▸ Prompt:
Return every line of the data below that includes the string "Update".

▸ Extracted entries:

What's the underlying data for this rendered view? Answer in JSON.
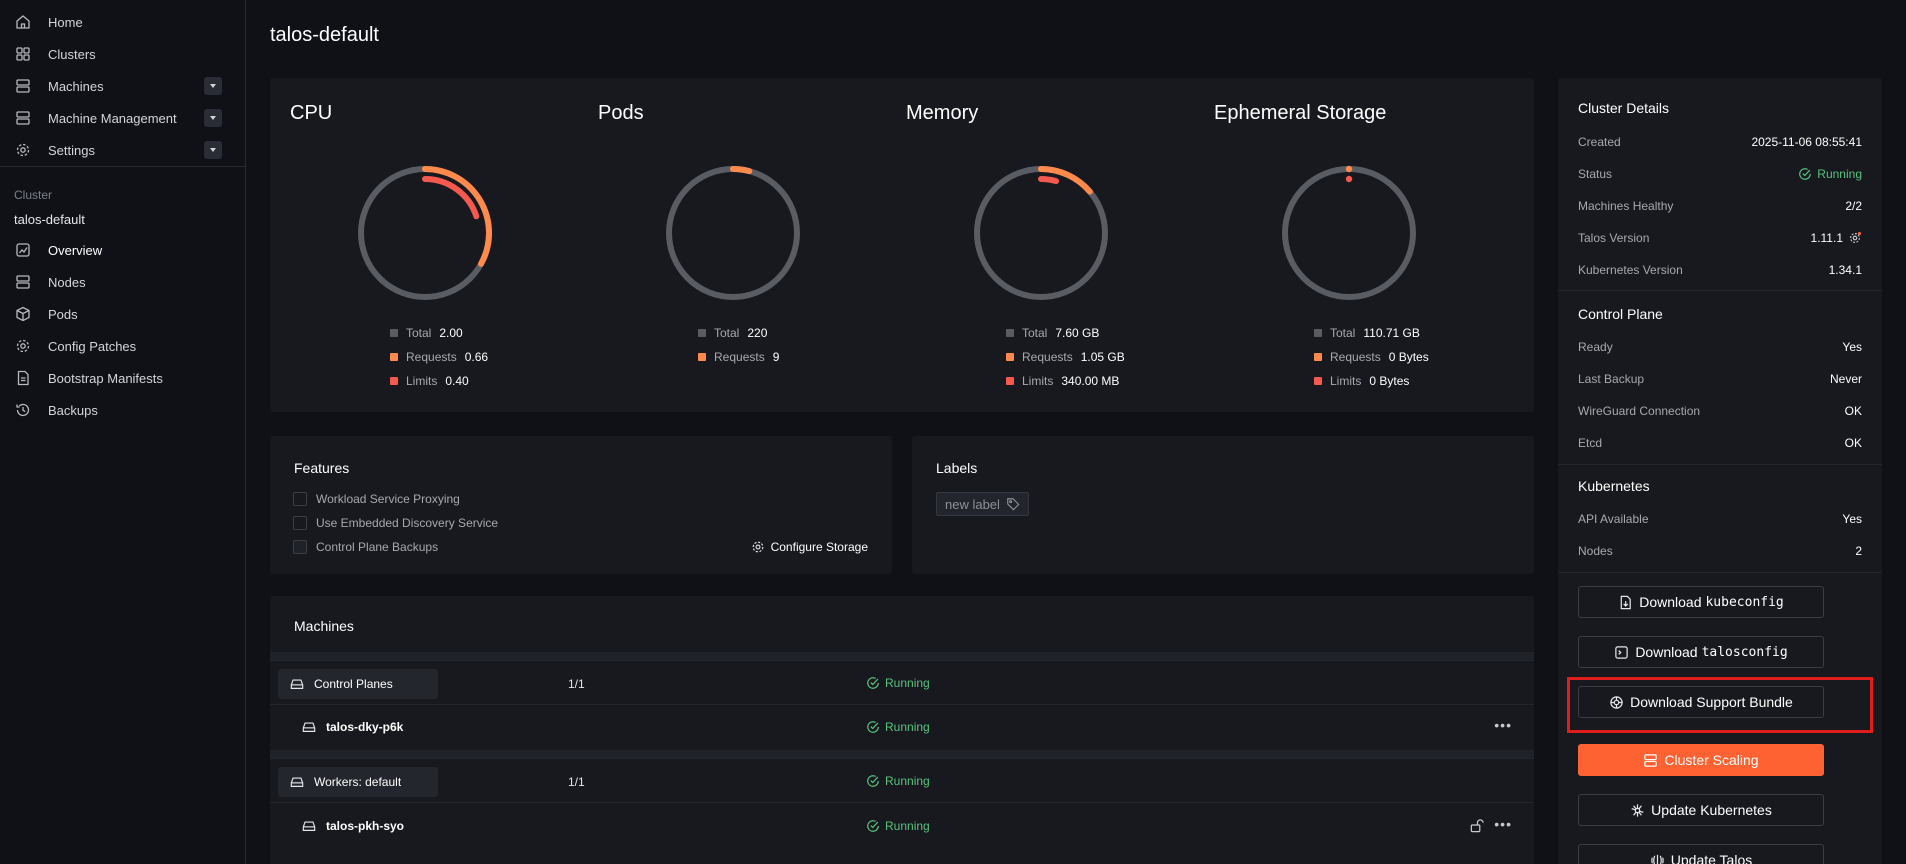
{
  "sidebar": {
    "items": [
      {
        "label": "Home",
        "icon": "home-icon"
      },
      {
        "label": "Clusters",
        "icon": "grid-icon"
      },
      {
        "label": "Machines",
        "icon": "server-icon"
      },
      {
        "label": "Machine Management",
        "icon": "server-icon"
      },
      {
        "label": "Settings",
        "icon": "gear-icon"
      }
    ],
    "cluster_section_label": "Cluster",
    "cluster_name": "talos-default",
    "cluster_items": [
      {
        "label": "Overview",
        "icon": "chart-icon"
      },
      {
        "label": "Nodes",
        "icon": "server-icon"
      },
      {
        "label": "Pods",
        "icon": "cube-icon"
      },
      {
        "label": "Config Patches",
        "icon": "gear-icon"
      },
      {
        "label": "Bootstrap Manifests",
        "icon": "document-icon"
      },
      {
        "label": "Backups",
        "icon": "history-icon"
      }
    ]
  },
  "page": {
    "title": "talos-default"
  },
  "colors": {
    "total": "#5a5c64",
    "requests": "#ff8a4c",
    "limits": "#f5594e",
    "running": "#58c27d",
    "accent": "#ff6232"
  },
  "metrics": [
    {
      "title": "CPU",
      "total_fraction": 1,
      "requests_fraction": 0.33,
      "limits_fraction": 0.2,
      "legend": [
        {
          "label": "Total",
          "value": "2.00"
        },
        {
          "label": "Requests",
          "value": "0.66"
        },
        {
          "label": "Limits",
          "value": "0.40"
        }
      ]
    },
    {
      "title": "Pods",
      "total_fraction": 1,
      "requests_fraction": 0.041,
      "limits_fraction": 0,
      "legend": [
        {
          "label": "Total",
          "value": "220"
        },
        {
          "label": "Requests",
          "value": "9"
        }
      ]
    },
    {
      "title": "Memory",
      "total_fraction": 1,
      "requests_fraction": 0.138,
      "limits_fraction": 0.045,
      "legend": [
        {
          "label": "Total",
          "value": "7.60 GB"
        },
        {
          "label": "Requests",
          "value": "1.05 GB"
        },
        {
          "label": "Limits",
          "value": "340.00 MB"
        }
      ]
    },
    {
      "title": "Ephemeral Storage",
      "total_fraction": 1,
      "requests_fraction": 0,
      "limits_fraction": 0,
      "legend": [
        {
          "label": "Total",
          "value": "110.71 GB"
        },
        {
          "label": "Requests",
          "value": "0 Bytes"
        },
        {
          "label": "Limits",
          "value": "0 Bytes"
        }
      ]
    }
  ],
  "features": {
    "title": "Features",
    "items": [
      "Workload Service Proxying",
      "Use Embedded Discovery Service",
      "Control Plane Backups"
    ],
    "configure_storage": "Configure Storage"
  },
  "labels": {
    "title": "Labels",
    "new_label": "new label"
  },
  "machines": {
    "title": "Machines",
    "groups": [
      {
        "name": "Control Planes",
        "count": "1/1",
        "status": "Running",
        "machines": [
          {
            "name": "talos-dky-p6k",
            "status": "Running",
            "locked": false
          }
        ]
      },
      {
        "name": "Workers: default",
        "count": "1/1",
        "status": "Running",
        "machines": [
          {
            "name": "talos-pkh-syo",
            "status": "Running",
            "locked": true
          }
        ]
      }
    ]
  },
  "details": {
    "title": "Cluster Details",
    "rows": [
      {
        "k": "Created",
        "v": "2025-11-06 08:55:41"
      },
      {
        "k": "Status",
        "v": "Running"
      },
      {
        "k": "Machines Healthy",
        "v": "2/2"
      },
      {
        "k": "Talos Version",
        "v": "1.11.1"
      },
      {
        "k": "Kubernetes Version",
        "v": "1.34.1"
      }
    ],
    "control_plane_title": "Control Plane",
    "control_plane": [
      {
        "k": "Ready",
        "v": "Yes"
      },
      {
        "k": "Last Backup",
        "v": "Never"
      },
      {
        "k": "WireGuard Connection",
        "v": "OK"
      },
      {
        "k": "Etcd",
        "v": "OK"
      }
    ],
    "kubernetes_title": "Kubernetes",
    "kubernetes": [
      {
        "k": "API Available",
        "v": "Yes"
      },
      {
        "k": "Nodes",
        "v": "2"
      }
    ]
  },
  "actions": {
    "download_kubeconfig": {
      "label": "Download",
      "mono": "kubeconfig"
    },
    "download_talosconfig": {
      "label": "Download",
      "mono": "talosconfig"
    },
    "download_support_bundle": "Download Support Bundle",
    "cluster_scaling": "Cluster Scaling",
    "update_kubernetes": "Update Kubernetes",
    "update_talos": "Update Talos"
  }
}
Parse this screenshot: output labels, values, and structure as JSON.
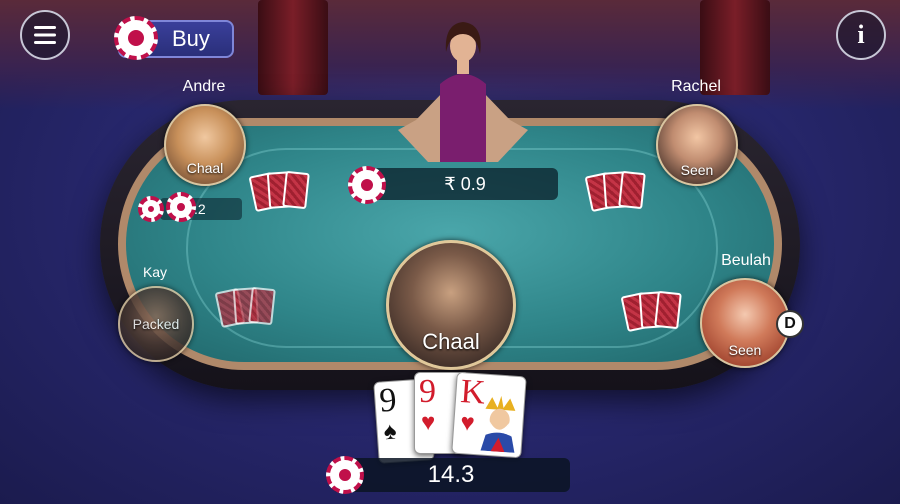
{
  "header": {
    "buy_label": "Buy",
    "menu_icon": "hamburger-icon",
    "info_icon": "info-icon",
    "info_glyph": "i"
  },
  "pot": {
    "amount": "₹ 0.9"
  },
  "players": {
    "andre": {
      "name": "Andre",
      "status": "Chaal",
      "bet": ".2"
    },
    "rachel": {
      "name": "Rachel",
      "status": "Seen"
    },
    "kay": {
      "name": "Kay",
      "status": "Packed"
    },
    "beulah": {
      "name": "Beulah",
      "status": "Seen",
      "badge": "D"
    },
    "me": {
      "status": "Chaal"
    }
  },
  "hand": [
    {
      "rank": "9",
      "suit": "♠",
      "color": "black"
    },
    {
      "rank": "9",
      "suit": "♥",
      "color": "red"
    },
    {
      "rank": "K",
      "suit": "♥",
      "color": "red"
    }
  ],
  "balance": {
    "amount": "14.3"
  },
  "colors": {
    "chip": "#c0104a",
    "felt": "#2f8589",
    "rim": "#b0896a"
  }
}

▸ Written response:
    "update_kubernetes": "Update Kubernetes",
    "update_talos": "Update Talos"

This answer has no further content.